(GIVEN PROBLEM) Lay out the material as a JSON list of strings, one string per line and with blank lines dropped. Start at the first line and stop after the line containing "For every button, label, input, icon, or", and leave the pictures out of the list.

[START OF EXTRACTED RECORDS]

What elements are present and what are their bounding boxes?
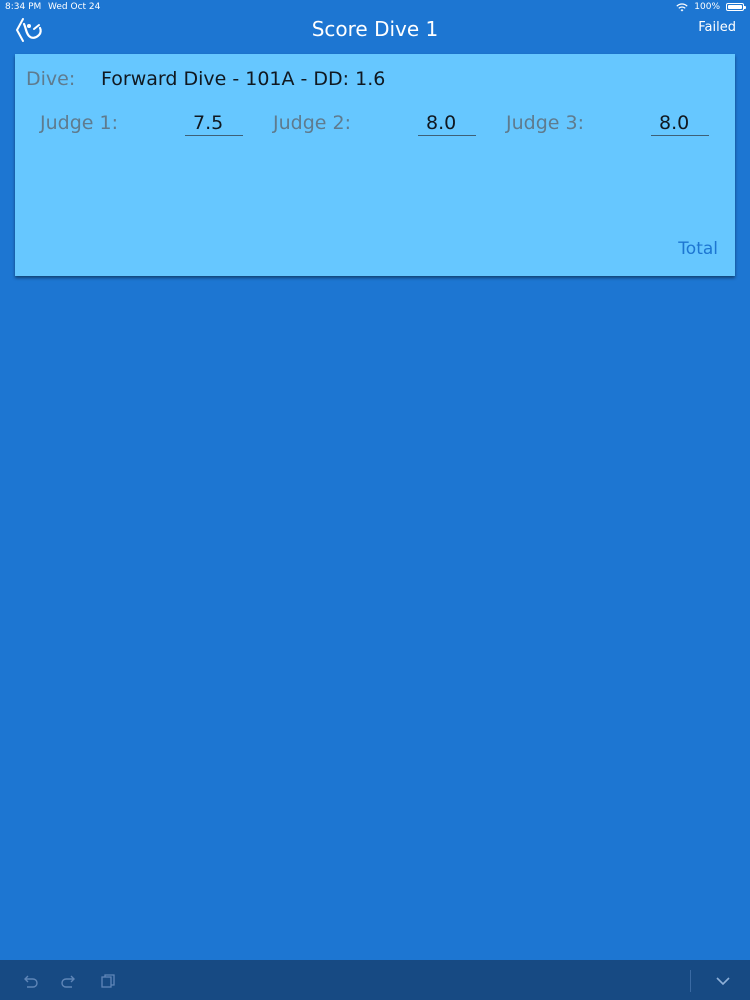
- battery-icon: [726, 3, 746, 11]
- bottom-toolbar: [0, 960, 750, 1000]
- nav-bar: Score Dive 1 Failed: [0, 14, 750, 46]
- page-title: Score Dive 1: [311, 17, 439, 41]
- status-time: 8:34 PM: [5, 2, 42, 12]
- total-button[interactable]: Total: [678, 239, 718, 259]
- copy-icon[interactable]: [99, 972, 117, 990]
- redo-icon[interactable]: [60, 972, 78, 990]
- battery-percent: 100%: [694, 2, 720, 12]
- judge-1-label: Judge 1:: [40, 112, 118, 134]
- judge-3-label: Judge 3:: [506, 112, 584, 134]
- judge-3-score-input[interactable]: [651, 110, 709, 136]
- chevron-down-icon[interactable]: [714, 972, 732, 990]
- toolbar-divider: [690, 970, 691, 992]
- failed-button[interactable]: Failed: [698, 14, 736, 42]
- judge-2-score-input[interactable]: [418, 110, 476, 136]
- dive-name: Forward Dive - 101A - DD: 1.6: [101, 68, 386, 90]
- score-card: Dive: Forward Dive - 101A - DD: 1.6 Judg…: [15, 54, 735, 276]
- status-date: Wed Oct 24: [48, 2, 101, 12]
- judge-2-label: Judge 2:: [273, 112, 351, 134]
- dive-label: Dive:: [26, 68, 76, 90]
- status-bar: 8:34 PM Wed Oct 24 100%: [0, 0, 750, 14]
- wifi-icon: [676, 2, 688, 11]
- status-indicators: 100%: [676, 0, 746, 14]
- undo-icon[interactable]: [21, 972, 39, 990]
- judge-1-score-input[interactable]: [185, 110, 243, 136]
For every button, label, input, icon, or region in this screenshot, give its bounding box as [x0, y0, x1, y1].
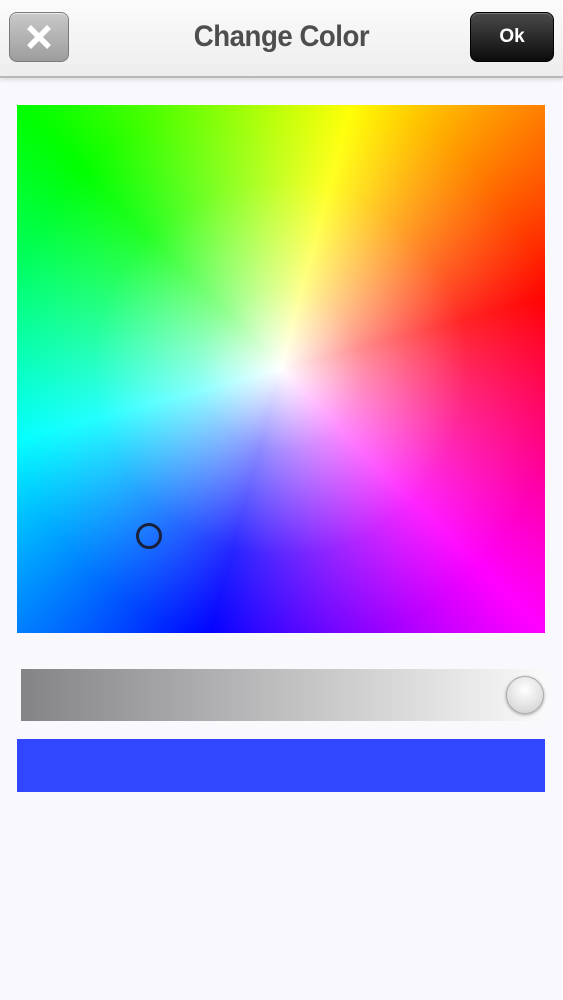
saturation-gradient [17, 105, 545, 633]
page-title: Change Color [193, 20, 370, 53]
color-picker-cursor[interactable] [136, 523, 162, 549]
brightness-slider-knob[interactable] [506, 676, 544, 714]
color-picker-area[interactable] [17, 105, 545, 633]
ok-button[interactable]: Ok [470, 12, 554, 62]
selected-color-preview [17, 739, 545, 792]
navigation-bar: Change Color Ok [0, 0, 563, 78]
brightness-slider-track[interactable] [21, 669, 545, 721]
change-color-screen: Change Color Ok [0, 0, 563, 1000]
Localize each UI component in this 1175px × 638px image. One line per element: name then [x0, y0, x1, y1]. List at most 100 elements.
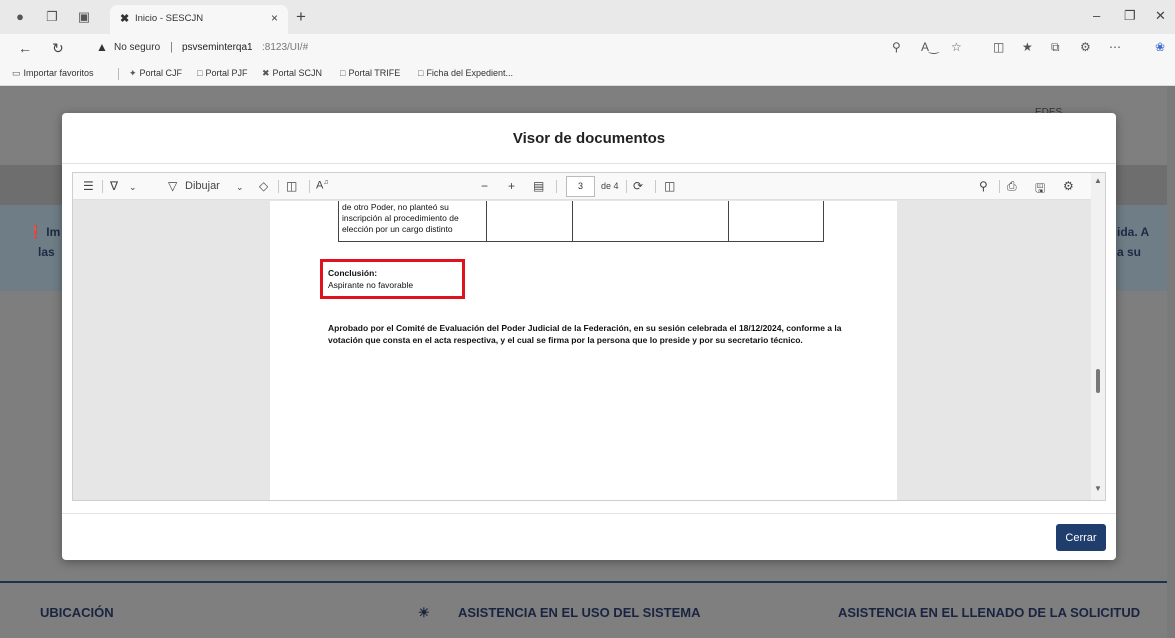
- page-footer: UBICACIÓN ☀ ASISTENCIA EN EL USO DEL SIS…: [0, 581, 1167, 638]
- url-field[interactable]: ▲ No seguro | psvseminterqa1 :8123/UI/#: [90, 38, 880, 58]
- highlight-icon[interactable]: ∇: [110, 179, 118, 193]
- chevron-down-icon[interactable]: ⌄: [129, 182, 137, 193]
- page-number-input[interactable]: 3: [566, 176, 595, 197]
- zoom-in-button[interactable]: +: [508, 179, 515, 193]
- rotate-icon[interactable]: ⟳: [633, 179, 643, 193]
- split-screen-icon[interactable]: ◫: [993, 40, 1004, 54]
- import-icon: ▭: [12, 68, 21, 78]
- address-bar-row: ← ↻ ▲ No seguro | psvseminterqa1 :8123/U…: [0, 34, 1175, 62]
- pdf-page: de otro Poder, no planteó su inscripción…: [270, 201, 897, 500]
- cjf-icon: ✦: [129, 68, 137, 78]
- read-aloud-icon[interactable]: A‿: [921, 40, 939, 54]
- conclusion-value: Aspirante no favorable: [328, 280, 414, 290]
- notice-text-left-2: las: [38, 245, 55, 259]
- modal-divider-bottom: [62, 513, 1116, 514]
- bookmark-portal-pjf[interactable]: □ Portal PJF: [197, 68, 247, 78]
- browser-tab-bar: ● ❐ ▣ ✖ Inicio - SESCJN × + – ❐ ✕: [0, 0, 1175, 34]
- close-button[interactable]: Cerrar: [1056, 524, 1106, 551]
- key-icon[interactable]: ⚲: [892, 40, 901, 54]
- fit-page-icon[interactable]: ▤: [533, 179, 544, 193]
- table-column-line: [486, 201, 487, 241]
- conclusion-highlight-box: [320, 259, 465, 299]
- toolbar-separator: [309, 180, 310, 193]
- minimize-icon[interactable]: –: [1093, 8, 1100, 23]
- profile-icon[interactable]: ●: [12, 9, 28, 25]
- url-host: psvseminterqa1: [182, 42, 253, 53]
- bookmark-portal-cjf[interactable]: ✦ Portal CJF: [129, 68, 182, 79]
- toolbar-separator: [626, 180, 627, 193]
- bookmark-import[interactable]: ▭ Importar favoritos: [12, 68, 94, 79]
- warning-icon: ▲: [96, 40, 108, 54]
- page-scrollbar[interactable]: [1167, 87, 1175, 638]
- tab-actions-icon[interactable]: ▣: [76, 9, 92, 25]
- toolbar-separator: [655, 180, 656, 193]
- page-view-icon[interactable]: ◫: [664, 179, 675, 193]
- table-column-line: [728, 201, 729, 241]
- scroll-up-icon[interactable]: ▲: [1094, 176, 1102, 185]
- eraser-icon[interactable]: ◇: [259, 179, 268, 193]
- toolbar-separator: [999, 180, 1000, 193]
- scroll-down-icon[interactable]: ▼: [1094, 484, 1102, 493]
- tab-title: Inicio - SESCJN: [135, 13, 204, 24]
- scrollbar-thumb[interactable]: [1096, 369, 1100, 393]
- favorites-icon[interactable]: ★: [1022, 40, 1033, 54]
- footer-asistencia-uso: ASISTENCIA EN EL USO DEL SISTEMA: [458, 605, 701, 620]
- extensions-icon[interactable]: ⚙: [1080, 40, 1091, 54]
- page-icon: □: [418, 68, 424, 78]
- lightbulb-icon: ☀: [418, 605, 430, 620]
- zoom-out-button[interactable]: −: [481, 179, 488, 193]
- footer-ubicacion: UBICACIÓN: [40, 605, 114, 620]
- page-icon: □: [340, 68, 346, 78]
- modal-title: Visor de documentos: [512, 130, 666, 147]
- bookmark-portal-trife[interactable]: □ Portal TRIFE: [340, 68, 400, 78]
- settings-icon[interactable]: ⚙: [1063, 179, 1074, 193]
- close-window-icon[interactable]: ✕: [1155, 8, 1166, 24]
- workspaces-icon[interactable]: ❐: [44, 9, 60, 25]
- refresh-icon[interactable]: ↻: [52, 40, 64, 57]
- bookmark-divider: [118, 68, 119, 80]
- back-icon[interactable]: ←: [18, 40, 32, 56]
- contents-icon[interactable]: ☰: [83, 179, 94, 193]
- read-aloud-icon[interactable]: A♫: [316, 179, 329, 192]
- footer-asistencia-llenado: ASISTENCIA EN EL LLENADO DE LA SOLICITUD: [838, 605, 1141, 620]
- page-total: de 4: [601, 181, 619, 191]
- copilot-icon[interactable]: ❀: [1155, 40, 1165, 54]
- url-path: :8123/UI/#: [262, 42, 309, 53]
- save-icon[interactable]: 🖫: [1035, 179, 1045, 200]
- new-tab-button[interactable]: +: [296, 7, 306, 27]
- conclusion-heading: Conclusión:: [328, 268, 378, 278]
- search-icon[interactable]: ⚲: [979, 179, 988, 193]
- tab-inicio[interactable]: ✖ Inicio - SESCJN ×: [110, 5, 288, 34]
- pdf-toolbar: ☰ ∇ ⌄ ▽ Dibujar ⌄ ◇ ◫ A♫ − + ▤ 3 de 4 ⟳ …: [73, 173, 1091, 200]
- close-tab-icon[interactable]: ×: [271, 11, 278, 25]
- modal-divider-top: [62, 163, 1116, 164]
- more-icon[interactable]: ⋯: [1109, 40, 1121, 54]
- pdf-viewer: ☰ ∇ ⌄ ▽ Dibujar ⌄ ◇ ◫ A♫ − + ▤ 3 de 4 ⟳ …: [72, 172, 1106, 501]
- collections-icon[interactable]: ⧉: [1051, 40, 1060, 55]
- bookmark-ficha[interactable]: □ Ficha del Expedient...: [418, 68, 513, 78]
- toolbar-separator: [556, 180, 557, 193]
- scjn-favicon-icon: ✖: [120, 13, 130, 25]
- chevron-down-icon[interactable]: ⌄: [236, 182, 244, 193]
- table-column-line: [572, 201, 573, 241]
- evaluation-table: de otro Poder, no planteó su inscripción…: [338, 201, 824, 242]
- security-label: No seguro: [114, 42, 161, 53]
- bookmarks-bar: ▭ Importar favoritos ✦ Portal CJF □ Portal …: [0, 62, 1175, 86]
- document-viewer-modal: Visor de documentos ☰ ∇ ⌄ ▽ Dibujar ⌄ ◇ …: [62, 113, 1116, 560]
- approval-text: Aprobado por el Comité de Evaluación del…: [328, 323, 842, 345]
- maximize-icon[interactable]: ❐: [1124, 8, 1136, 24]
- print-icon[interactable]: ⎙: [1007, 179, 1017, 194]
- scjn-icon: ✖: [262, 68, 270, 78]
- table-cell-text: de otro Poder, no planteó su inscripción…: [342, 202, 459, 234]
- draw-label[interactable]: Dibujar: [185, 180, 220, 192]
- toolbar-separator: [102, 180, 103, 193]
- notice-text-right-2: a su: [1117, 245, 1142, 259]
- url-separator: |: [170, 41, 173, 53]
- notice-text-right-1: ida. A: [1117, 225, 1150, 239]
- page-icon: □: [197, 68, 203, 78]
- viewer-scrollbar[interactable]: ▲ ▼: [1091, 173, 1105, 500]
- favorite-star-icon[interactable]: ☆: [951, 40, 962, 54]
- text-box-icon[interactable]: ◫: [286, 179, 297, 193]
- draw-icon[interactable]: ▽: [168, 179, 177, 193]
- bookmark-portal-scjn[interactable]: ✖ Portal SCJN: [262, 68, 322, 79]
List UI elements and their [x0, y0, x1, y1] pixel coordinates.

[END OF EXTRACTED RECORDS]

(FINAL RESULT)
[
  "What elements are present and what are their bounding boxes?",
  "- battery-icon: [726, 3, 746, 11]",
  "- bottom-toolbar: [0, 960, 750, 1000]",
  "- nav-bar: Score Dive 1 Failed: [0, 14, 750, 46]",
  "- page-title: Score Dive 1: [311, 17, 439, 41]",
  "- status-time: 8:34 PM: [5, 2, 42, 12]",
  "- total-button[interactable]: Total: [678, 239, 718, 259]",
  "- copy-icon[interactable]: [99, 972, 117, 990]",
  "- redo-icon[interactable]: [60, 972, 78, 990]",
  "- battery-percent: 100%: [694, 2, 720, 12]",
  "- judge-1-label: Judge 1:: [40, 112, 118, 134]",
  "- judge-3-label: Judge 3:: [506, 112, 584, 134]",
  "- judge-3-score-input[interactable]: [651, 110, 709, 136]",
  "- chevron-down-icon[interactable]: [714, 972, 732, 990]",
  "- toolbar-divider: [690, 970, 691, 992]",
  "- failed-button[interactable]: Failed: [698, 14, 736, 42]",
  "- judge-2-score-input[interactable]: [418, 110, 476, 136]",
  "- dive-name: Forward Dive - 101A - DD: 1.6: [101, 68, 386, 90]",
  "- score-card: Dive: Forward Dive - 101A - DD: 1.6 Judg…: [15, 54, 735, 276]",
  "- status-date: Wed Oct 24: [48, 2, 101, 12]",
  "- judge-2-label: Judge 2:: [273, 112, 351, 134]",
  "- dive-label: Dive:: [26, 68, 76, 90]",
  "- status-bar: 8:34 PM Wed Oct 24 100%: [0, 0, 750, 14]",
  "- wifi-icon: [676, 2, 688, 11]",
  "- status-indicators: 100%: [676, 0, 746, 14]",
  "- undo-icon[interactable]: [21, 972, 39, 990]",
  "- judge-1-score-input[interactable]: [185, 110, 243, 136]",
  "For every button, label, input, icon, or region in this screenshot, give its bounding box as [x0, y0, x1, y1]."
]